## Start

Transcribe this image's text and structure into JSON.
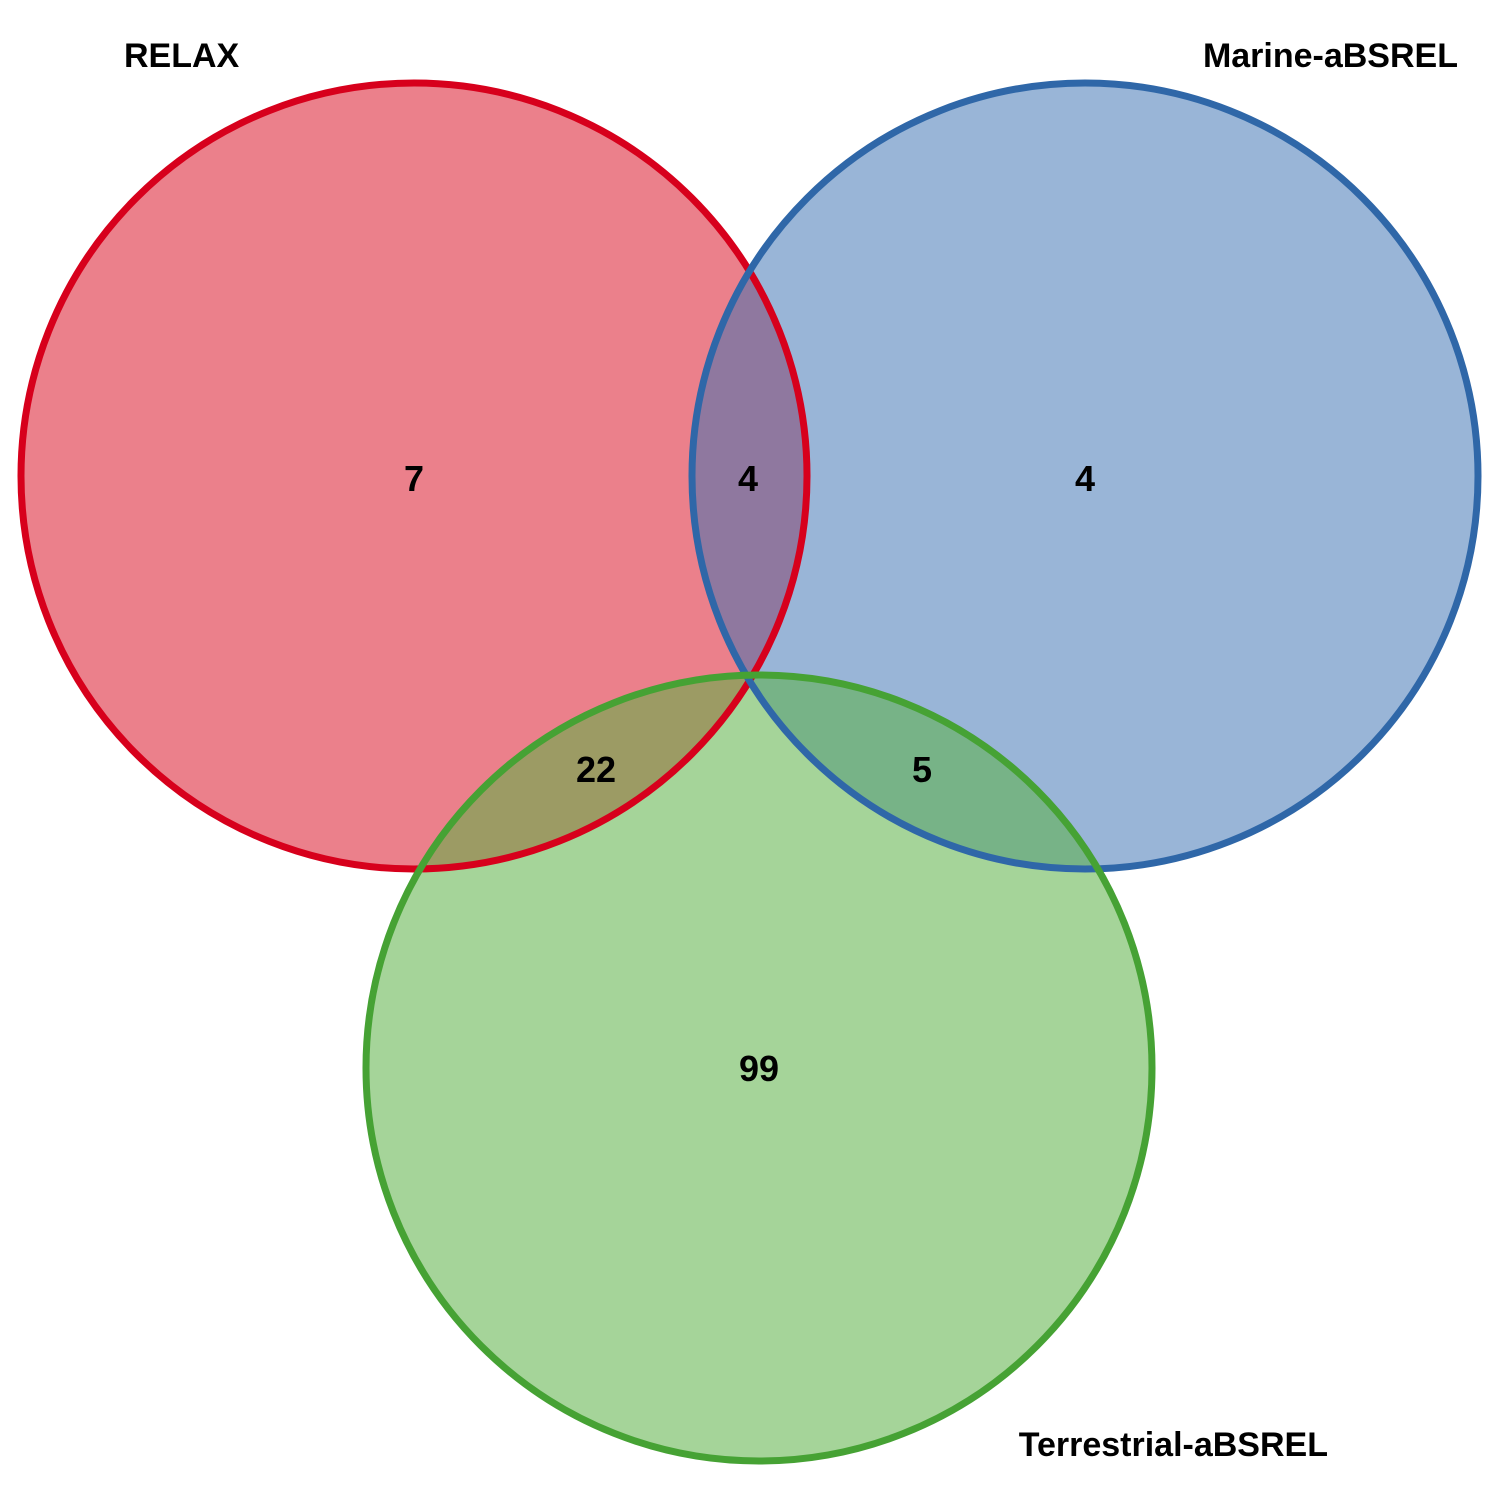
{
  "sets": [
    {
      "name": "RELAX",
      "stroke": "#d7001c",
      "fill": "#e34a5a"
    },
    {
      "name": "Marine-aBSREL",
      "stroke": "#2f67a8",
      "fill": "#3b72b3"
    },
    {
      "name": "Terrestrial-aBSREL",
      "stroke": "#46a234",
      "fill": "#5bb046"
    }
  ],
  "regions": {
    "relax_only": "7",
    "relax_marine": "4",
    "marine_only": "4",
    "relax_terrestrial": "22",
    "marine_terrestrial": "5",
    "terrestrial_only": "99"
  }
}
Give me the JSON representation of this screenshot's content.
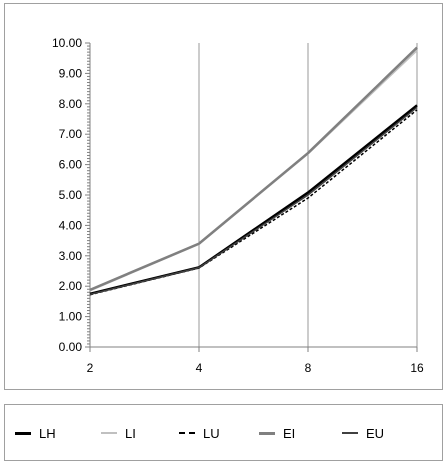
{
  "chart_data": {
    "type": "line",
    "x": [
      "2",
      "4",
      "8",
      "16"
    ],
    "ylim": [
      0,
      10
    ],
    "y_ticks": [
      "0.00",
      "1.00",
      "2.00",
      "3.00",
      "4.00",
      "5.00",
      "6.00",
      "7.00",
      "8.00",
      "9.00",
      "10.00"
    ],
    "grid": "vertical",
    "legend_position": "bottom",
    "series": [
      {
        "name": "LH",
        "values": [
          1.75,
          2.62,
          5.08,
          7.95
        ],
        "color": "#000000",
        "style": "solid-thick"
      },
      {
        "name": "LI",
        "values": [
          1.85,
          3.38,
          6.35,
          9.75
        ],
        "color": "#c0c0c0",
        "style": "solid"
      },
      {
        "name": "LU",
        "values": [
          1.72,
          2.6,
          4.9,
          7.8
        ],
        "color": "#000000",
        "style": "dashed"
      },
      {
        "name": "EI",
        "values": [
          1.88,
          3.4,
          6.38,
          9.85
        ],
        "color": "#808080",
        "style": "solid-thick"
      },
      {
        "name": "EU",
        "values": [
          1.73,
          2.61,
          5.0,
          7.88
        ],
        "color": "#404040",
        "style": "solid"
      }
    ]
  }
}
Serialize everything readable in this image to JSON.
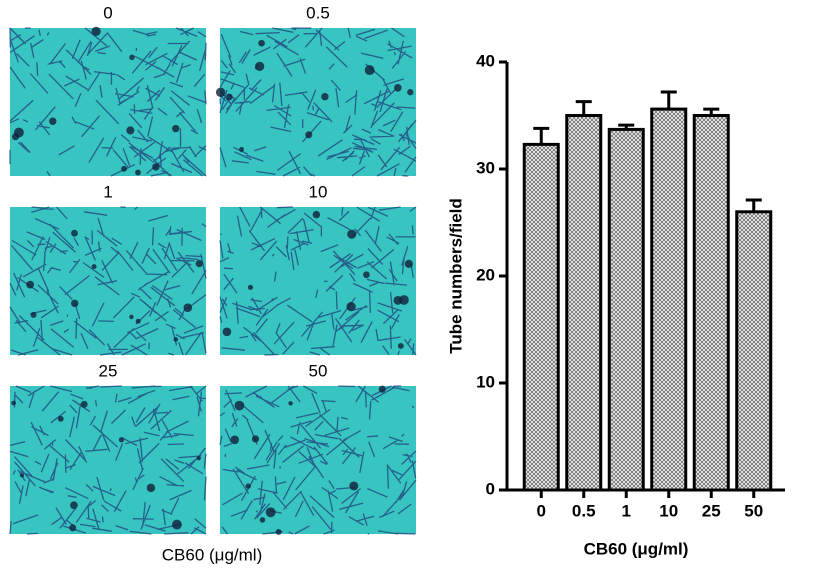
{
  "images": {
    "labels": [
      "0",
      "0.5",
      "1",
      "10",
      "25",
      "50"
    ],
    "caption": "CB60 (μg/ml)"
  },
  "chart_data": {
    "type": "bar",
    "ylabel": "Tube numbers/field",
    "xlabel": "CB60 (μg/ml)",
    "categories": [
      "0",
      "0.5",
      "1",
      "10",
      "25",
      "50"
    ],
    "values": [
      32.3,
      35.0,
      33.7,
      35.6,
      35.0,
      26.0
    ],
    "errors": [
      1.5,
      1.3,
      0.4,
      1.6,
      0.6,
      1.1
    ],
    "color": "#7a7a7a",
    "ylim": [
      0,
      40
    ],
    "yticks": [
      0,
      10,
      20,
      30,
      40
    ]
  }
}
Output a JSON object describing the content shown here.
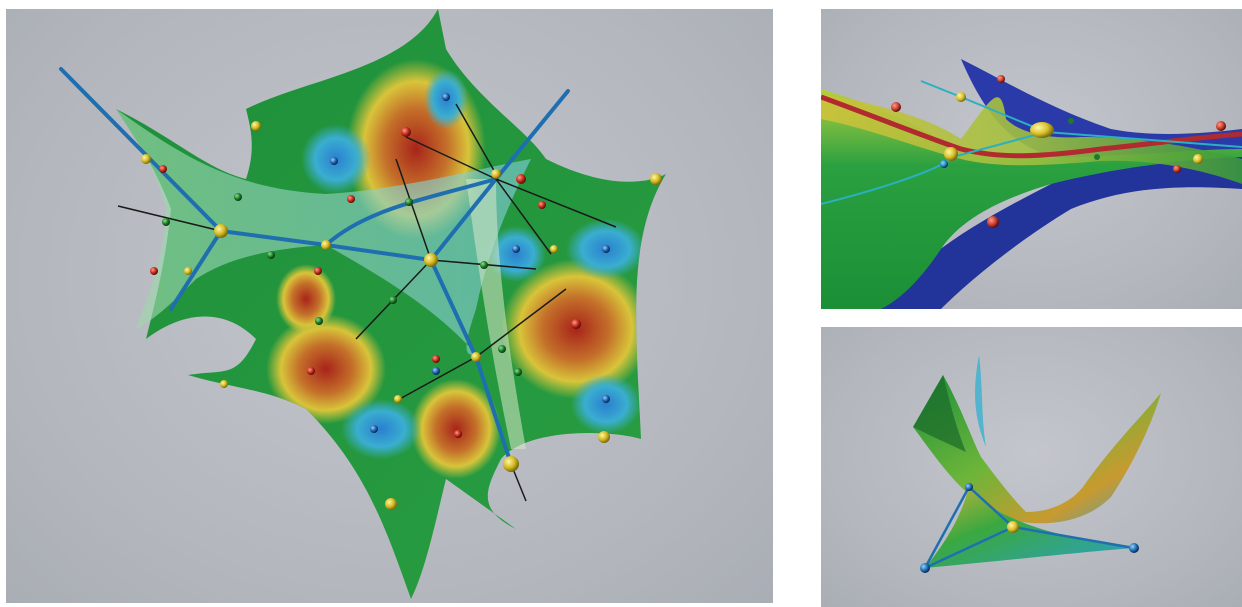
{
  "panels": [
    {
      "view": "main-3d-view"
    },
    {
      "view": "side-view"
    },
    {
      "view": "detail-view"
    }
  ],
  "colors": {
    "background": "#b6babf",
    "surface_green": "#1f9a3a",
    "surface_yellow": "#d6c43a",
    "surface_red": "#b43a1c",
    "surface_blue": "#2a8fd6",
    "edge_blue": "#1f6fb0",
    "dark_blue_sheet": "#22339a",
    "node_yellow": "#d8c12a",
    "node_red": "#c02a1a",
    "node_green": "#1d7a2a",
    "node_blue": "#1f5fa8",
    "axis_line": "#1a1a1a"
  }
}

## End

__TASK PROMPT__
Leave out the pictures and output the rest of the material exactly as written.

__SOLUTION TO THE EXERCISE__
Transcribe this image's text and structure into JSON.
{
  "sets": [
    {
      "name": "RELAX",
      "stroke": "#d7001c",
      "fill": "#e34a5a"
    },
    {
      "name": "Marine-aBSREL",
      "stroke": "#2f67a8",
      "fill": "#3b72b3"
    },
    {
      "name": "Terrestrial-aBSREL",
      "stroke": "#46a234",
      "fill": "#5bb046"
    }
  ],
  "regions": {
    "relax_only": "7",
    "relax_marine": "4",
    "marine_only": "4",
    "relax_terrestrial": "22",
    "marine_terrestrial": "5",
    "terrestrial_only": "99"
  }
}
Give me the JSON representation of this screenshot's content.
{
  "chart_data": {
    "type": "line",
    "x": [
      "2",
      "4",
      "8",
      "16"
    ],
    "ylim": [
      0,
      10
    ],
    "y_ticks": [
      "0.00",
      "1.00",
      "2.00",
      "3.00",
      "4.00",
      "5.00",
      "6.00",
      "7.00",
      "8.00",
      "9.00",
      "10.00"
    ],
    "grid": "vertical",
    "legend_position": "bottom",
    "series": [
      {
        "name": "LH",
        "values": [
          1.75,
          2.62,
          5.08,
          7.95
        ],
        "color": "#000000",
        "style": "solid-thick"
      },
      {
        "name": "LI",
        "values": [
          1.85,
          3.38,
          6.35,
          9.75
        ],
        "color": "#c0c0c0",
        "style": "solid"
      },
      {
        "name": "LU",
        "values": [
          1.72,
          2.6,
          4.9,
          7.8
        ],
        "color": "#000000",
        "style": "dashed"
      },
      {
        "name": "EI",
        "values": [
          1.88,
          3.4,
          6.38,
          9.85
        ],
        "color": "#808080",
        "style": "solid-thick"
      },
      {
        "name": "EU",
        "values": [
          1.73,
          2.61,
          5.0,
          7.88
        ],
        "color": "#404040",
        "style": "solid"
      }
    ]
  }
}
Serialize everything readable in this image to JSON.
{
  "images": {
    "labels": [
      "0",
      "0.5",
      "1",
      "10",
      "25",
      "50"
    ],
    "caption": "CB60 (μg/ml)"
  },
  "chart_data": {
    "type": "bar",
    "ylabel": "Tube numbers/field",
    "xlabel": "CB60 (μg/ml)",
    "categories": [
      "0",
      "0.5",
      "1",
      "10",
      "25",
      "50"
    ],
    "values": [
      32.3,
      35.0,
      33.7,
      35.6,
      35.0,
      26.0
    ],
    "errors": [
      1.5,
      1.3,
      0.4,
      1.6,
      0.6,
      1.1
    ],
    "color": "#7a7a7a",
    "ylim": [
      0,
      40
    ],
    "yticks": [
      0,
      10,
      20,
      30,
      40
    ]
  }
}
Output a JSON object describing the content shown here.
{
  "panels": [
    {
      "view": "main-3d-view"
    },
    {
      "view": "side-view"
    },
    {
      "view": "detail-view"
    }
  ],
  "colors": {
    "background": "#b6babf",
    "surface_green": "#1f9a3a",
    "surface_yellow": "#d6c43a",
    "surface_red": "#b43a1c",
    "surface_blue": "#2a8fd6",
    "edge_blue": "#1f6fb0",
    "dark_blue_sheet": "#22339a",
    "node_yellow": "#d8c12a",
    "node_red": "#c02a1a",
    "node_green": "#1d7a2a",
    "node_blue": "#1f5fa8",
    "axis_line": "#1a1a1a"
  }
}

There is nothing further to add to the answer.